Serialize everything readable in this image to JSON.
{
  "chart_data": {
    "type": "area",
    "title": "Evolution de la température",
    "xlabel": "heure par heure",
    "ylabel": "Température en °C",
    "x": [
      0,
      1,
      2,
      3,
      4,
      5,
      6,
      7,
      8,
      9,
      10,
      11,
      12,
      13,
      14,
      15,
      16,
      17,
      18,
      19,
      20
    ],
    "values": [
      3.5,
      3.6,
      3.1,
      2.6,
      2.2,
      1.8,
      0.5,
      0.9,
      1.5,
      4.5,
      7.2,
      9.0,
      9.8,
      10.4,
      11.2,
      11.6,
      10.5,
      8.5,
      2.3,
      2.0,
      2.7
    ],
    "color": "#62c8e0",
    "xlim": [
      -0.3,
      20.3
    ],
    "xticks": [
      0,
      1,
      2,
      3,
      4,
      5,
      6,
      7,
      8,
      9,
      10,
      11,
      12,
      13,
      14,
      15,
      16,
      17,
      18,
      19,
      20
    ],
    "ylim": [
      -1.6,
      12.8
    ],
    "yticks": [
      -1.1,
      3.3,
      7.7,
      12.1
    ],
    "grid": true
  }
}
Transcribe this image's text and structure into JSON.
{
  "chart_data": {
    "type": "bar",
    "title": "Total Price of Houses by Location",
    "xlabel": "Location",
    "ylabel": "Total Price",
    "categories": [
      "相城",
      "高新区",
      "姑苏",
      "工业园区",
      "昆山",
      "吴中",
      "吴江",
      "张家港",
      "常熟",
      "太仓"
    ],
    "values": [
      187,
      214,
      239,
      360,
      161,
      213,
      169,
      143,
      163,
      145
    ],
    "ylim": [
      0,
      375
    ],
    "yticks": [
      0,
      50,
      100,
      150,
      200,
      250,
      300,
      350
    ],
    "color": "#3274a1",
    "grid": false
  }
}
------------------------
> Task description
Say, as a single number and nothing more, how many lines of the entries contain the word "xlabel".

> Written response
2